--- START ---

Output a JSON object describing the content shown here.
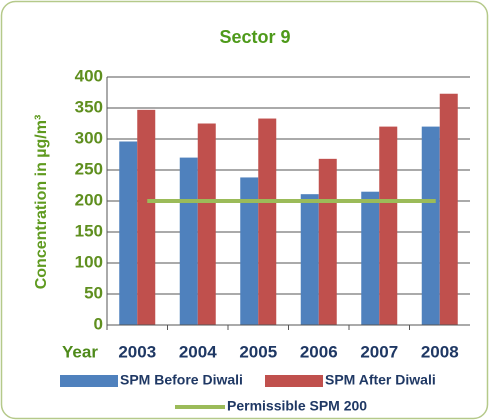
{
  "chart_data": {
    "type": "bar",
    "title": "Sector 9",
    "xlabel": "Year",
    "ylabel": "Concentration in µg/m³",
    "categories": [
      "2003",
      "2004",
      "2005",
      "2006",
      "2007",
      "2008"
    ],
    "series": [
      {
        "name": "SPM Before Diwali",
        "color": "#4f81bd",
        "values": [
          296,
          270,
          238,
          211,
          215,
          320
        ]
      },
      {
        "name": "SPM After Diwali",
        "color": "#c0504d",
        "values": [
          347,
          325,
          333,
          268,
          320,
          373
        ]
      },
      {
        "name": "Permissible SPM 200",
        "color": "#9bbb59",
        "type": "line",
        "values": [
          200,
          200,
          200,
          200,
          200,
          200
        ]
      }
    ],
    "ylim": [
      0,
      400
    ],
    "yticks": [
      0,
      50,
      100,
      150,
      200,
      250,
      300,
      350,
      400
    ],
    "grid": true
  }
}
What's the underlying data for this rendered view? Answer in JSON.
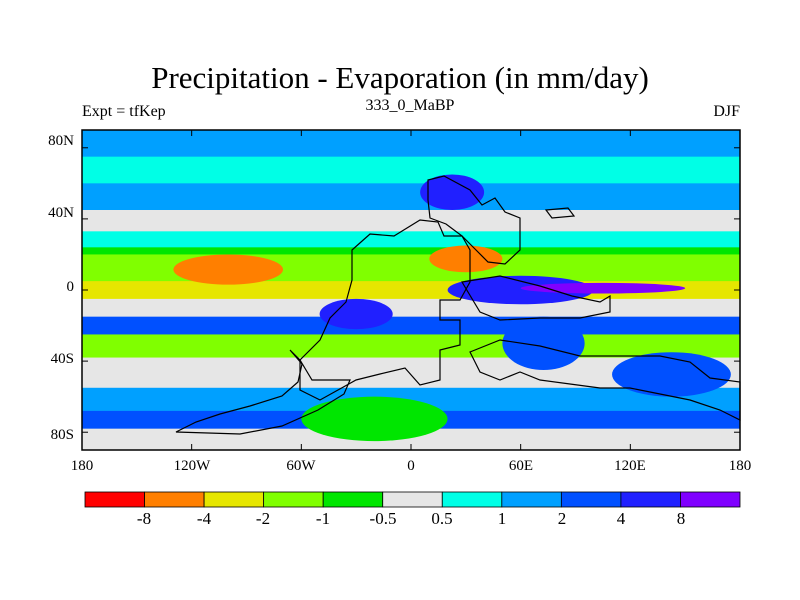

--- END ---

Task goal -> Leave out the pictures and return every record word for word.

Final answer ->
Output a JSON object describing the content shown here.
{
  "chart_data": {
    "type": "bar",
    "title": "Sector 9",
    "xlabel": "Year",
    "ylabel": "Concentration in µg/m³",
    "categories": [
      "2003",
      "2004",
      "2005",
      "2006",
      "2007",
      "2008"
    ],
    "series": [
      {
        "name": "SPM Before Diwali",
        "color": "#4f81bd",
        "values": [
          296,
          270,
          238,
          211,
          215,
          320
        ]
      },
      {
        "name": "SPM After Diwali",
        "color": "#c0504d",
        "values": [
          347,
          325,
          333,
          268,
          320,
          373
        ]
      },
      {
        "name": "Permissible SPM 200",
        "color": "#9bbb59",
        "type": "line",
        "values": [
          200,
          200,
          200,
          200,
          200,
          200
        ]
      }
    ],
    "ylim": [
      0,
      400
    ],
    "yticks": [
      0,
      50,
      100,
      150,
      200,
      250,
      300,
      350,
      400
    ],
    "grid": true
  }
}
What's the underlying data for this rendered view? Answer in JSON.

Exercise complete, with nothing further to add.